- _OBJECTIVE_
Render every line of the material below as a numbered list, leaving out any blank lines.

- _Records_
......

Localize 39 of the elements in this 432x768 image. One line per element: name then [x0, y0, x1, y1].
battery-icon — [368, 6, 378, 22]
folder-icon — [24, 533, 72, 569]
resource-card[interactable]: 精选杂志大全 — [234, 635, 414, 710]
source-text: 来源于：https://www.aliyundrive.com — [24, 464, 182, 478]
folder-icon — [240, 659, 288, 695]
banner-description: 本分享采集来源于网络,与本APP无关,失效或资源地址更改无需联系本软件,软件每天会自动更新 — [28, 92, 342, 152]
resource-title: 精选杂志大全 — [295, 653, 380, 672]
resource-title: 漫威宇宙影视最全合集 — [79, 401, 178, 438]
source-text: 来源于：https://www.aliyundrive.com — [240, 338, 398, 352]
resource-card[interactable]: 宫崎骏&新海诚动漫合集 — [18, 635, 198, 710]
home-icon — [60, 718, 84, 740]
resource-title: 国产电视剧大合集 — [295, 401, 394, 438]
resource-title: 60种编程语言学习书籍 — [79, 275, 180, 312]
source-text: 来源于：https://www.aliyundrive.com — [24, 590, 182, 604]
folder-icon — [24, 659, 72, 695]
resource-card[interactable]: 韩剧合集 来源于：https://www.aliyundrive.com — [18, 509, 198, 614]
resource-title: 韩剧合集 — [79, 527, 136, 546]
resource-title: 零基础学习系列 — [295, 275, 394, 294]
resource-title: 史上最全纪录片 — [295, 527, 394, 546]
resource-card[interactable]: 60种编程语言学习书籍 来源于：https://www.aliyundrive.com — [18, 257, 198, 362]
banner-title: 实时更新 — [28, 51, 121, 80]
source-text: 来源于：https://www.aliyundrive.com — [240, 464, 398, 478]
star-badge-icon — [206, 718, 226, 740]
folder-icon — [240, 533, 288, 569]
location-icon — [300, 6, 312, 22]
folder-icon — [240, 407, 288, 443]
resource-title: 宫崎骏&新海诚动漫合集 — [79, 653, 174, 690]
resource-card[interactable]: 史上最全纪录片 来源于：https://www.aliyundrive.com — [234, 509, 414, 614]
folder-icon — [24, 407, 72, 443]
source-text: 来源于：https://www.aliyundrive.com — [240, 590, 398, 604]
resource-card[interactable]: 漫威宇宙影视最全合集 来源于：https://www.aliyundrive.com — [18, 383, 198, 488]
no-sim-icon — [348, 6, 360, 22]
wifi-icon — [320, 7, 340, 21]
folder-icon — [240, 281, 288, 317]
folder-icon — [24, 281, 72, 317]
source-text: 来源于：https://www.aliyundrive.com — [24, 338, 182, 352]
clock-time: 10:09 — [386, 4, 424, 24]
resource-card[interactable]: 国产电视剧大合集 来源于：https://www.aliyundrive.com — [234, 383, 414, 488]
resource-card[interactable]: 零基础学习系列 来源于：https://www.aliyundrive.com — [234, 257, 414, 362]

......

- _FINISHED EXERCISE_
1. Localize 39 of the elements in this 432x768 image. One line per element: name then [x0, y0, x1, y1].
2. battery-icon — [368, 6, 378, 22]
3. folder-icon — [24, 533, 72, 569]
4. resource-card[interactable]: 精选杂志大全 — [234, 635, 414, 710]
5. source-text: 来源于：https://www.aliyundrive.com — [24, 464, 182, 478]
6. folder-icon — [240, 659, 288, 695]
7. banner-description: 本分享采集来源于网络,与本APP无关,失效或资源地址更改无需联系本软件,软件每天会自动更新 — [28, 92, 342, 152]
8. resource-title: 精选杂志大全 — [295, 653, 380, 672]
9. resource-title: 漫威宇宙影视最全合集 — [79, 401, 178, 438]
10. source-text: 来源于：https://www.aliyundrive.com — [240, 338, 398, 352]
11. resource-card[interactable]: 宫崎骏&新海诚动漫合集 — [18, 635, 198, 710]
12. home-icon — [60, 718, 84, 740]
13. resource-title: 国产电视剧大合集 — [295, 401, 394, 438]
14. resource-title: 60种编程语言学习书籍 — [79, 275, 180, 312]
15. source-text: 来源于：https://www.aliyundrive.com — [24, 590, 182, 604]
16. folder-icon — [24, 659, 72, 695]
17. resource-card[interactable]: 韩剧合集 来源于：https://www.aliyundrive.com — [18, 509, 198, 614]
18. resource-title: 韩剧合集 — [79, 527, 136, 546]
19. resource-title: 零基础学习系列 — [295, 275, 394, 294]
20. resource-title: 史上最全纪录片 — [295, 527, 394, 546]
21. resource-card[interactable]: 60种编程语言学习书籍 来源于：https://www.aliyundrive.com — [18, 257, 198, 362]
22. banner-title: 实时更新 — [28, 51, 121, 80]
23. source-text: 来源于：https://www.aliyundrive.com — [240, 464, 398, 478]
24. star-badge-icon — [206, 718, 226, 740]
25. folder-icon — [240, 533, 288, 569]
26. location-icon — [300, 6, 312, 22]
27. folder-icon — [240, 407, 288, 443]
28. resource-title: 宫崎骏&新海诚动漫合集 — [79, 653, 174, 690]
29. resource-card[interactable]: 史上最全纪录片 来源于：https://www.aliyundrive.com — [234, 509, 414, 614]
30. folder-icon — [24, 407, 72, 443]
31. source-text: 来源于：https://www.aliyundrive.com — [240, 590, 398, 604]
32. resource-card[interactable]: 漫威宇宙影视最全合集 来源于：https://www.aliyundrive.com — [18, 383, 198, 488]
33. no-sim-icon — [348, 6, 360, 22]
34. wifi-icon — [320, 7, 340, 21]
35. folder-icon — [240, 281, 288, 317]
36. folder-icon — [24, 281, 72, 317]
37. source-text: 来源于：https://www.aliyundrive.com — [24, 338, 182, 352]
38. clock-time: 10:09 — [386, 4, 424, 24]
39. resource-card[interactable]: 国产电视剧大合集 来源于：https://www.aliyundrive.com — [234, 383, 414, 488]
40. resource-card[interactable]: 零基础学习系列 来源于：https://www.aliyundrive.com — [234, 257, 414, 362]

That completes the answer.